» TEXT EXCERPT:
____________________

Agentic Architecture
The execution model that distinguishes Cowork from standard Claude Chat. Rather than a prompt-response cycle where you ask a question and get an answer, Cowork operates as an autonomous agent that plans, decomposes, and executes multi-step tasks on your behalf. You describe the desired outcome; Claude determines the steps.
Exam context: Questions test whether you can identify when agentic architecture is the correct choice versus conversational chat. Look for scenarios involving file manipulation, batch processing, or multi-step workflows.
See also: 1.1 What Cowork Is and How It Differs from Chat
Sandboxed Virtual Machine (VM)
The isolated execution environment where Cowork runs on your local machine. The VM acts as a secure container — Claude can read, write, and manipulate files within it, but cannot access anything outside the folders you explicitly grant. If Claude runs bad code or makes an error, the damage stays inside the sandbox.
Exam context: A frequently tested concept. Know that the VM runs locally (not in the cloud), that closing the app or sleeping the computer stops execution immediately, and that Computer Use operates outside the VM boundary.
See also: 1.3 The Sandbox & Security Model
Execution Pipeline
The five-stage process Cowork follows for every task: (1) analyse the request and available resources, (2) create a visible execution plan, (3) decompose complex work into subtasks, (4) execute in the sandboxed VM with potential parallel sub-agents, (5) deliver outputs to your file system. This structured pipeline is what makes Cowork an agent rather than a chatbot.
Exam context: Questions may describe a scenario and ask which stage of the pipeline is relevant, or test whether you understand the order of operations.
See also: 1.2 How Cowork Executes Tasks
Execution Plan
The transparent to-do list that Cowork shows you before taking any action. The plan details every read, write, move, and delete operation Claude intends to perform. Reviewing the plan is your primary safety mechanism — it takes 30 seconds and has prevented accidental data loss for many users.
Exam context: Know that the plan appears before execution, that you must click "Allow" to proceed, and that skipping plan review is one of the most common mistakes new users make — especially with parallel execution, where errors multiply across sub-agents.
See also: 1.2 How Cowork Executes Tasks
Sub-Agent
A temporary parallel worker that Claude creates to handle a piece of a larger task simultaneously. Instead of processing 20 files one at a time, Claude can spin up multiple sub-agents that each handle a batch concurrently. Tasks that took 30 minutes in early testing now complete in 4-5 minutes.
Exam context: Know that sub-agents trigger automatically from natural language ("for each one", "analyse all"), that they consume more tokens (not fewer) due to separate reasoning streams, and that they cannot communicate with each other mid-process.

____________________

» BRIEF 1: According to the Cowork glossary text, does the sandboxed virtual machine run locally or in the cloud?
» BRIEF 2: Continue the Cowork glossary text from the end of its last entry.
None of the lines that follow are needed.

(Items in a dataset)
____________________

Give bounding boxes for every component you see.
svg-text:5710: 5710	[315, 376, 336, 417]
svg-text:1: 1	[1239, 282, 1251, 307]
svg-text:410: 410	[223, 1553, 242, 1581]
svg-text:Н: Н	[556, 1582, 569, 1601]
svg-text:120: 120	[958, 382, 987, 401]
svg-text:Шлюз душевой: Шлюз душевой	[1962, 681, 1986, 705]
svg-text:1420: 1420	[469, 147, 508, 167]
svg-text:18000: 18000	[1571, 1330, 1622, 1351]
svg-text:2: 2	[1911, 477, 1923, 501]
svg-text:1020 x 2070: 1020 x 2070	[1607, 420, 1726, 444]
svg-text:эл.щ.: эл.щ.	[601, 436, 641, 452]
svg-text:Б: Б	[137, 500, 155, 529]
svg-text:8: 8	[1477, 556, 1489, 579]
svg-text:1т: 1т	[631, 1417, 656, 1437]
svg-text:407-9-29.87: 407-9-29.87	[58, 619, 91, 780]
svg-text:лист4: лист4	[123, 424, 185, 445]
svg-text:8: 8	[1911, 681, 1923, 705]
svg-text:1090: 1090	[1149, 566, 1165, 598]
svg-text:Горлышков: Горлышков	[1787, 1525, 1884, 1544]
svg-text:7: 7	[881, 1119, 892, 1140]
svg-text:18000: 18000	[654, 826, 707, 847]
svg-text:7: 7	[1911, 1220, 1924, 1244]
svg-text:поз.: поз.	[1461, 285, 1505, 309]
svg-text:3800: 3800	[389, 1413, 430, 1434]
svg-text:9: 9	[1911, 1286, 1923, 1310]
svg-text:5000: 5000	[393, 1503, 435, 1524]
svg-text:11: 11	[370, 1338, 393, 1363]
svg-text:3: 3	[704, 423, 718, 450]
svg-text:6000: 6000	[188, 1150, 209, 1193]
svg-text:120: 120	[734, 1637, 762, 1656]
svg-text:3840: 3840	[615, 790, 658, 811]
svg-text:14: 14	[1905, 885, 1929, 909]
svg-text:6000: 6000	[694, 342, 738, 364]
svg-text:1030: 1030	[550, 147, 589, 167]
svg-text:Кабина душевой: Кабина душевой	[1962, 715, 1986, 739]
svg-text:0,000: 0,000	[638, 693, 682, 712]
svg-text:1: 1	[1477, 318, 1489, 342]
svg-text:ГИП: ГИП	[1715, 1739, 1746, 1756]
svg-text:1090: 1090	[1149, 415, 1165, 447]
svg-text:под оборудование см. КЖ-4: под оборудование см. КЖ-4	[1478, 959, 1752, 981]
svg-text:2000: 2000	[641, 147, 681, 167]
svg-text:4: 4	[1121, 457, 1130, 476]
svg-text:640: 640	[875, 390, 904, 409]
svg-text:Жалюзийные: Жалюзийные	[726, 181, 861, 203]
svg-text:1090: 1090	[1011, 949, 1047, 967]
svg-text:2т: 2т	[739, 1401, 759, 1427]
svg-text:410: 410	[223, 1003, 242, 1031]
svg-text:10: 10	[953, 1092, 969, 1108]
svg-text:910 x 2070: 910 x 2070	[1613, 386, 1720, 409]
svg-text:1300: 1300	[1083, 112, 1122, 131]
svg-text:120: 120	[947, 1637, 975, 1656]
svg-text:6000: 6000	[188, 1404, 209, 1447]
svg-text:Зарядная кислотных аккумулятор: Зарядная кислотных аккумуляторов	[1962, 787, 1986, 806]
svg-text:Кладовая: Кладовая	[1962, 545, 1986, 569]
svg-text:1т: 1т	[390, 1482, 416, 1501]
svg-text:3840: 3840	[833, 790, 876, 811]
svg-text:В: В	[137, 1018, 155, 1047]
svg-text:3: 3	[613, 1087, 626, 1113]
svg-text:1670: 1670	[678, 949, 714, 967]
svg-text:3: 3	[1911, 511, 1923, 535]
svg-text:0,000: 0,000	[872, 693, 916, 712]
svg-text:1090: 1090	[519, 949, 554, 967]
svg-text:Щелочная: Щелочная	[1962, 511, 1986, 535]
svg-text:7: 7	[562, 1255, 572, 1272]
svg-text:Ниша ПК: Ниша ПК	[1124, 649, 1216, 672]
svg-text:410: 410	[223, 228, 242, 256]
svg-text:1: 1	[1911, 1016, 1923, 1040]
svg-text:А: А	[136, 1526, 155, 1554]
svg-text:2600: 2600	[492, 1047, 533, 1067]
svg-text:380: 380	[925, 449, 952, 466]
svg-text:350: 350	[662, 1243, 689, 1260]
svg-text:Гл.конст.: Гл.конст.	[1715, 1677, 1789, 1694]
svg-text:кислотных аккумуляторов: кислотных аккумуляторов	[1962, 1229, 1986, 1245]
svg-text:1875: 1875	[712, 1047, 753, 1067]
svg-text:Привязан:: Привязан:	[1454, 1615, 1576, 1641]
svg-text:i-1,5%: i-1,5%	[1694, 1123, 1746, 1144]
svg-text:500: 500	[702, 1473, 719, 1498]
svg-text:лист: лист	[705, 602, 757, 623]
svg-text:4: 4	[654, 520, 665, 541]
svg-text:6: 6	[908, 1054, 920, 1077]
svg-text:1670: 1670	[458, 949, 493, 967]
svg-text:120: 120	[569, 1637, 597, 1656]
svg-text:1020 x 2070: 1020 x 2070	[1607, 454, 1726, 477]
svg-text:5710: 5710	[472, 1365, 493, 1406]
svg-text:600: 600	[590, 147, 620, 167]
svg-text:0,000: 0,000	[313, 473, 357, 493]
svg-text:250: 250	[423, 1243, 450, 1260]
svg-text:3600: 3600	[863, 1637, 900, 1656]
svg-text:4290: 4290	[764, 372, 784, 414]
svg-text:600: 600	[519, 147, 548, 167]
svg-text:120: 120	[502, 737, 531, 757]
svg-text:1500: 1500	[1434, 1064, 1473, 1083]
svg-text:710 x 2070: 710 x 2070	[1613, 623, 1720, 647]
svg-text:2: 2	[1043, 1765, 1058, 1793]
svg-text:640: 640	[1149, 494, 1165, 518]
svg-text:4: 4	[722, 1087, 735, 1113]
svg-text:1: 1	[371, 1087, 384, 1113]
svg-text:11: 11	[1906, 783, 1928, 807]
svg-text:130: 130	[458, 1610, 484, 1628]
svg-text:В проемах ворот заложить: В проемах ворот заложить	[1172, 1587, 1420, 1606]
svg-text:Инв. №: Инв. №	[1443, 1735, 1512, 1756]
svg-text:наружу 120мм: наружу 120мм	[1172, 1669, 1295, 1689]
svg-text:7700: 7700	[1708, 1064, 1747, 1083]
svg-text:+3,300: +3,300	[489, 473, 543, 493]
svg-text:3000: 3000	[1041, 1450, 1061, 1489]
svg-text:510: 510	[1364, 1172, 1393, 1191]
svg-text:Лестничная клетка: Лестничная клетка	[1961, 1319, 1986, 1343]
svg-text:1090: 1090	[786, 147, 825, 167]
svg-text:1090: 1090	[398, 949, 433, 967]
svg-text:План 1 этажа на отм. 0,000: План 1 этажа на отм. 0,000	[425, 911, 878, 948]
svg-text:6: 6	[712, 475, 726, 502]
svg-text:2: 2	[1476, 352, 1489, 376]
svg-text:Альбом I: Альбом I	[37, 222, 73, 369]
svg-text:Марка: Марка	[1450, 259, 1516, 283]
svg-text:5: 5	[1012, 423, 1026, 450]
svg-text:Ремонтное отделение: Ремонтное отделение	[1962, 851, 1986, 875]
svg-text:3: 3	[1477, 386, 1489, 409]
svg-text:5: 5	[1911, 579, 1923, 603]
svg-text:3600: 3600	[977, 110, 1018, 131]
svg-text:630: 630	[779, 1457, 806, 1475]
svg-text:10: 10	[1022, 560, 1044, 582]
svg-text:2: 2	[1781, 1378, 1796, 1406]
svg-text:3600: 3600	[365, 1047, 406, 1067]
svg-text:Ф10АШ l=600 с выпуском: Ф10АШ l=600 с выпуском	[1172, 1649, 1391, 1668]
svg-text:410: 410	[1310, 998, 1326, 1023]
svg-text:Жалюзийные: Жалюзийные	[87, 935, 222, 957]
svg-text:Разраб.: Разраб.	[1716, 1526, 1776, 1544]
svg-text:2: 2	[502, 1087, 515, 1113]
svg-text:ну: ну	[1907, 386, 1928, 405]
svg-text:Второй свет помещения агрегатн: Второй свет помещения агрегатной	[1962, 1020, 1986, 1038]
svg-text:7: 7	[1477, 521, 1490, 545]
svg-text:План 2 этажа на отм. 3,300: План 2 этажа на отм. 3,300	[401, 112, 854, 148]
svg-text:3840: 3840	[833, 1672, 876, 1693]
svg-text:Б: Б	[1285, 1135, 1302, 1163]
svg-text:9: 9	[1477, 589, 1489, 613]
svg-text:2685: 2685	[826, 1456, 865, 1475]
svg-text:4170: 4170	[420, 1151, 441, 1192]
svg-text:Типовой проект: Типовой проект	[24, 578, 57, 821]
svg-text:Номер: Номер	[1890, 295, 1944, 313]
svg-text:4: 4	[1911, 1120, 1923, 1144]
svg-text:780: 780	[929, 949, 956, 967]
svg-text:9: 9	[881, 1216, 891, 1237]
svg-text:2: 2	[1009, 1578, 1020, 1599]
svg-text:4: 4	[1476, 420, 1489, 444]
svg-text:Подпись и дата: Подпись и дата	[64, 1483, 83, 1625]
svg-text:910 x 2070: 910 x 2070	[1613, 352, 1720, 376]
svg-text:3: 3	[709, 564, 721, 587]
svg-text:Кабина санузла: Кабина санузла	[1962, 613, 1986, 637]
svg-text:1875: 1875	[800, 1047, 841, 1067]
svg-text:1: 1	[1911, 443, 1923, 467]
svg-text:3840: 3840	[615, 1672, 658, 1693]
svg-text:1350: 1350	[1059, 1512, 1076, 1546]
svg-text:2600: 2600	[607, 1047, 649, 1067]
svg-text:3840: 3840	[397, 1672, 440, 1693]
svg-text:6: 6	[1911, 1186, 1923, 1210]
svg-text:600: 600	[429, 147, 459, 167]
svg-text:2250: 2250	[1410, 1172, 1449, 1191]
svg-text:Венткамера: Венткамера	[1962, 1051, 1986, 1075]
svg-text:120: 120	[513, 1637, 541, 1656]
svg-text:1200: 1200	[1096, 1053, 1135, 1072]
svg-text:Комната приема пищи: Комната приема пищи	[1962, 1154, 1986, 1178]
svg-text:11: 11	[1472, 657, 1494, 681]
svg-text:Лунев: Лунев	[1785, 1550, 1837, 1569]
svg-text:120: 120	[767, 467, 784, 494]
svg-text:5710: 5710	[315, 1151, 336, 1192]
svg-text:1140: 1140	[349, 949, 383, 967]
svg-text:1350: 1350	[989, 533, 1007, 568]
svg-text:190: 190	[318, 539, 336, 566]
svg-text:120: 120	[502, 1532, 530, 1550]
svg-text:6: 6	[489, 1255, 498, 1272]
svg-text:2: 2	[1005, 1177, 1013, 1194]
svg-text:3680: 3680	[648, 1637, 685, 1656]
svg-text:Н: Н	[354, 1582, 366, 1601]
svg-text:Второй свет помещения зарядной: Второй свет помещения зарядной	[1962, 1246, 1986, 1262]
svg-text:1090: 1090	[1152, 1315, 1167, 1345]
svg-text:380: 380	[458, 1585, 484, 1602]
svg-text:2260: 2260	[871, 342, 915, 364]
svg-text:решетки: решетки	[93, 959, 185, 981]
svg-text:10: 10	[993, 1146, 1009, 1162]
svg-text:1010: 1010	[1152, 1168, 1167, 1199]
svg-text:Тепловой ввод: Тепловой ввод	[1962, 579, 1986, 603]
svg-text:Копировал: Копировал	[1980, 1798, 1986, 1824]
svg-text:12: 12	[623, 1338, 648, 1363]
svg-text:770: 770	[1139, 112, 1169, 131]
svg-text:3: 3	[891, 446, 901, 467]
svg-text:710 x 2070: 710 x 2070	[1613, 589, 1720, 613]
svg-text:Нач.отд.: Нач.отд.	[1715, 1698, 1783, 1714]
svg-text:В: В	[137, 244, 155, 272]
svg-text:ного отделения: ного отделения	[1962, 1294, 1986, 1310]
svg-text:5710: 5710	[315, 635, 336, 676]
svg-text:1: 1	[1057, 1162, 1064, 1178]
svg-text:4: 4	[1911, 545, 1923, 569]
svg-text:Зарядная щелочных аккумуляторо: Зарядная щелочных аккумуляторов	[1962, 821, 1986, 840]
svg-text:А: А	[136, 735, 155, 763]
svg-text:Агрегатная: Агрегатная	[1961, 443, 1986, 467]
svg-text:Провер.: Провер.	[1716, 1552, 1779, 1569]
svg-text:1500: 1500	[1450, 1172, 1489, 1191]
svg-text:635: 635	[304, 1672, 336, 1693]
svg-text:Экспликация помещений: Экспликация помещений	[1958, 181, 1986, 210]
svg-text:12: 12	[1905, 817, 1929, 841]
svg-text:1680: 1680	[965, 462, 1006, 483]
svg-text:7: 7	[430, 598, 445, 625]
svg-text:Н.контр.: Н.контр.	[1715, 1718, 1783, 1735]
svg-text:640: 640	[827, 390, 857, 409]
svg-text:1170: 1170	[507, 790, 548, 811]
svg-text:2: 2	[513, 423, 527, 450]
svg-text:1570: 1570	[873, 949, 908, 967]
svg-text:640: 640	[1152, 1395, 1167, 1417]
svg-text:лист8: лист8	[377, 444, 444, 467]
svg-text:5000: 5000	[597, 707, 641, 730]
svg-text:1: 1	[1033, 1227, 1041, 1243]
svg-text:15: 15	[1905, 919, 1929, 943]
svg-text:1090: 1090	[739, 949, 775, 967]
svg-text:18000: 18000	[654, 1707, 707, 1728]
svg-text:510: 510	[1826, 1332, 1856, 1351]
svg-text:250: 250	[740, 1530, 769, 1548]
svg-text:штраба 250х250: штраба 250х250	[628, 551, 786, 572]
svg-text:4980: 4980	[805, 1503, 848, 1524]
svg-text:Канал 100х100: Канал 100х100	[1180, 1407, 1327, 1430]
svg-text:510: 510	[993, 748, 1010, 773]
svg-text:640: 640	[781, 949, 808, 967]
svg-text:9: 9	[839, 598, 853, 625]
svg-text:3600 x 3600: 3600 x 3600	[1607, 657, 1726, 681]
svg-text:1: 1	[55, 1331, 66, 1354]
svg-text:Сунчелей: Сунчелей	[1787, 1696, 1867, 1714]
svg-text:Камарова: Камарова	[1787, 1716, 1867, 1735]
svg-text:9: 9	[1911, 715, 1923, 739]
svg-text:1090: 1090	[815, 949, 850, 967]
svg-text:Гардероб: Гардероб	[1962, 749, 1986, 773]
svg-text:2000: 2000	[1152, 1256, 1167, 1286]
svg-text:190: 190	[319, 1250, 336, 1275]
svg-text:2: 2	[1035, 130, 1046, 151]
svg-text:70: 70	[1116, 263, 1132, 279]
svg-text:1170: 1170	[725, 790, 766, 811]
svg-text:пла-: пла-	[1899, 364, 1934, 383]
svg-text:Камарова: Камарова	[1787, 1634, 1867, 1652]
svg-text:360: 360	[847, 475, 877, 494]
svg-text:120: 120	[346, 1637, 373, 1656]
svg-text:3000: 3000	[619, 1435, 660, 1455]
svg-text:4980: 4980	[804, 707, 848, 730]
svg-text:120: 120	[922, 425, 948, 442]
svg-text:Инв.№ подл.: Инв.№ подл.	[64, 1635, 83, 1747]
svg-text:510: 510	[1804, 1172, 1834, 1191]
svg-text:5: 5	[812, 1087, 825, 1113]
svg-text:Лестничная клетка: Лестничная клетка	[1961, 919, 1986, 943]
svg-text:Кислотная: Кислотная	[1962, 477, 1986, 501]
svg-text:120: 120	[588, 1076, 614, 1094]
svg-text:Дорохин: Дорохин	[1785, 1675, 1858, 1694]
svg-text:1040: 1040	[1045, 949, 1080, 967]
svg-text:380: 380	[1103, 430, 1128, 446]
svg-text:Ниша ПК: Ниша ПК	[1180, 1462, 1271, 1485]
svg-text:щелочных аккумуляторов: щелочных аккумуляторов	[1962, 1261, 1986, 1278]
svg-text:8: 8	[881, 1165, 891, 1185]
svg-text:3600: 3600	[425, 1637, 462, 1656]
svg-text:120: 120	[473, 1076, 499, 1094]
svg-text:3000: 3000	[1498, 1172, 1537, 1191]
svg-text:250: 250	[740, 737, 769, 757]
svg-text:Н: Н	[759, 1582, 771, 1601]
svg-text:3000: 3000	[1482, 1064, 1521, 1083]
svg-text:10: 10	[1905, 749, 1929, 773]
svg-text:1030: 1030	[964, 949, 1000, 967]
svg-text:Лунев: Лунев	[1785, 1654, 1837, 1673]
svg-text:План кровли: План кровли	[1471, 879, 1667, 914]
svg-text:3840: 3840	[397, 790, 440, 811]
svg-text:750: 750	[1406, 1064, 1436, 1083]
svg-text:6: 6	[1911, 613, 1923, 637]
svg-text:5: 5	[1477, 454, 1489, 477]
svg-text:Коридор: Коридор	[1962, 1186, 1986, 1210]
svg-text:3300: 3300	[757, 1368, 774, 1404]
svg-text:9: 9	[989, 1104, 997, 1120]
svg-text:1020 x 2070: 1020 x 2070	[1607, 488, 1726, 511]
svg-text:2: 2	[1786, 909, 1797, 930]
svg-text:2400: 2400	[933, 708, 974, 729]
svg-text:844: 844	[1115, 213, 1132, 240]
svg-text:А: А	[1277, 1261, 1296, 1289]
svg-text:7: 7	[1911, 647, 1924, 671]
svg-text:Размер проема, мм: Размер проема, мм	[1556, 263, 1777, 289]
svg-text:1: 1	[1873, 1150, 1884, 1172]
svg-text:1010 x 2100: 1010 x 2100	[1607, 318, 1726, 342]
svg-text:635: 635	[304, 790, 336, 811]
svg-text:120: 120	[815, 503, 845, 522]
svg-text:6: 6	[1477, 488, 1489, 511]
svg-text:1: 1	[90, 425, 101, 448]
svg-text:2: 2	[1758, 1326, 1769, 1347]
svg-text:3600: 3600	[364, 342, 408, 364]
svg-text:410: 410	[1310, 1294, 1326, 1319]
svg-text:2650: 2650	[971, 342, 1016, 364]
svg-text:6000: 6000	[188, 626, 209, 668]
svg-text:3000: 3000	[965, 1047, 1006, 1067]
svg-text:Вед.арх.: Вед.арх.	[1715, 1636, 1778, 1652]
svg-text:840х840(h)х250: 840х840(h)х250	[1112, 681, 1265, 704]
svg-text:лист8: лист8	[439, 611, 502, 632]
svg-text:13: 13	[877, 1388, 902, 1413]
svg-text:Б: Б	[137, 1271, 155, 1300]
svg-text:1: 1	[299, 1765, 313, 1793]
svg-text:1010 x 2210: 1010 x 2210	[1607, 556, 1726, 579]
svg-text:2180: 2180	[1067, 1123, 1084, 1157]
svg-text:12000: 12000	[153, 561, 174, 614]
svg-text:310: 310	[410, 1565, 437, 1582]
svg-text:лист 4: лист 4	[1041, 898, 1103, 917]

____________________

» EXERCISE RESPONSE 1: It runs locally, on your own machine, not in the cloud.

» EXERCISE RESPONSE 2:
See also: 1.4 Sub-Agents & Parallel Execution
Directory Scoping
The primary security mechanism in Cowork. When you start a session, you select which folder Claude can access. Claude operates only within that folder and its subfolders — it cannot traverse upward to parent directories, access your Desktop, or read files elsewhere, even if you type the full file path in your prompt.
Exam context: This is the single most important security concept in Domain 1. Questions test whether you know that scoping is per-session, that it cannot be bypassed via prompt instructions, and that broad folder grants (like your entire Documents folder) are a security anti-pattern.
See also: 1.3 The Sandbox & Security Model
Deletion Protection
A system-level permission prompt that fires whenever Claude attempts to permanently remove a file from disk. Claude cannot bypass this prompt — you must explicitly click "Allow" before any deletion occurs. However, deletion protection does not cover edits, overwrites, or renames, which happen without a prompt.
Exam context: A classic exam trap. Many candidates assume deletion protection covers all modifications. It does not. Claude can freely overwrite file contents, rename files, and move them between folders without any permission prompt. Only permanent deletion triggers the safeguard.
See also: 1.3 The Sandbox & Security Model
Task Delegation
The practice of describing a desired outcome to Cowork rather than specifying individual steps. Effective delegation means telling Claude what "done" looks like — the output format, naming conventions, folder structure, and quality criteria — and letting it plan the route. This is the opposite of step-by-step micromanaging, which often produces worse results.
Exam context: Questions test whether you can distinguish outcome-oriented prompts from step-by-step instructions. Look for the prompt that describes the end-state rather than prescribing every action.
See also: 1.5 Effective Task Delegation
Network Egress Controls
Allowlist settings that restrict which domains Cowork can contact online. However, the built-in web search tool operates independently of these egress settings and can access the broader internet. This is a critical security nuance — your network restrictions have a built-in exception.
Exam context: Know that egress controls exist but have a bypass via web search. This distinction appears in security-focused questions about enterprise deployment.
See also: 1.3 The Sandbox & Security Model
Local History Storage
Cowork conversation history is stored on your device, not on Anthropic's servers. This means Cowork activity is excluded from Enterprise Audit Logs, the Compliance API, and data exports. Critically, this makes Cowork unsuitable for regulated workloads (HIPAA, financial services) until Anthropic addresses the gap.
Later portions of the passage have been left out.